[Begin Source records]

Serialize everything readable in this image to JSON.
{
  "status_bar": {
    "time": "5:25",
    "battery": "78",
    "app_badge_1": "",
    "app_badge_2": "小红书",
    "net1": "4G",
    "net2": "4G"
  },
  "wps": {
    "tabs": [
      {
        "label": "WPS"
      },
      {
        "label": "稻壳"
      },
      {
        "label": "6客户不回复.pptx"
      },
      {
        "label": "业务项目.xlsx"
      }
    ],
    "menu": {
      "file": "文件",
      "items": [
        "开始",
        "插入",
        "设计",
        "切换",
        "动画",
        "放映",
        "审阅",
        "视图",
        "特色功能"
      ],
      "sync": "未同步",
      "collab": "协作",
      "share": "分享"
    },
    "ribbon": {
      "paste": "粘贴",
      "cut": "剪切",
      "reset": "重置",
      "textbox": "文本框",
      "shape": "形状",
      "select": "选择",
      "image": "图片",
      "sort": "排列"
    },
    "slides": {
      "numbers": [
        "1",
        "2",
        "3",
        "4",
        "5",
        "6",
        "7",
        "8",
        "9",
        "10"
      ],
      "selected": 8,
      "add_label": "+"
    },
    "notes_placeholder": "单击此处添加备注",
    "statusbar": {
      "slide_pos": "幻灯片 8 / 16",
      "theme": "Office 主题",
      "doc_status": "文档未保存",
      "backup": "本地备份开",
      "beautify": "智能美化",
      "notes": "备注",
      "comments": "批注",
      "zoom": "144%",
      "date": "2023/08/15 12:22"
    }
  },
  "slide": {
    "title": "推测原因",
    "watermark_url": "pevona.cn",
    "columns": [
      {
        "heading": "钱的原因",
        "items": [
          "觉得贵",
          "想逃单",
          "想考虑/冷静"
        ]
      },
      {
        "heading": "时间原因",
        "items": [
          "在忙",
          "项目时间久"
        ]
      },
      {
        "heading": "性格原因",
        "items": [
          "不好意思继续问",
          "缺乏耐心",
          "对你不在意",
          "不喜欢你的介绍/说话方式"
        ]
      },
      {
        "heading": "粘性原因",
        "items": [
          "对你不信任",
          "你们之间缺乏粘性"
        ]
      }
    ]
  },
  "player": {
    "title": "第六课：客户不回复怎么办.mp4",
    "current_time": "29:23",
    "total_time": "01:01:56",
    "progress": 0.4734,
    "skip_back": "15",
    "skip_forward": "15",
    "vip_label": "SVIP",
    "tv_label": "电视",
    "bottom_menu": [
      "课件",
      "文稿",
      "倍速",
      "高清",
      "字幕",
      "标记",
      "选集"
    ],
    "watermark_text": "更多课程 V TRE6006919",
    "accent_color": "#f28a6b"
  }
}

[End Source records]

What the task requires:
Show every line in the records above that contains the word "heading".

Correct output:
        "heading": "钱的原因",
        "heading": "时间原因",
        "heading": "性格原因",
        "heading": "粘性原因",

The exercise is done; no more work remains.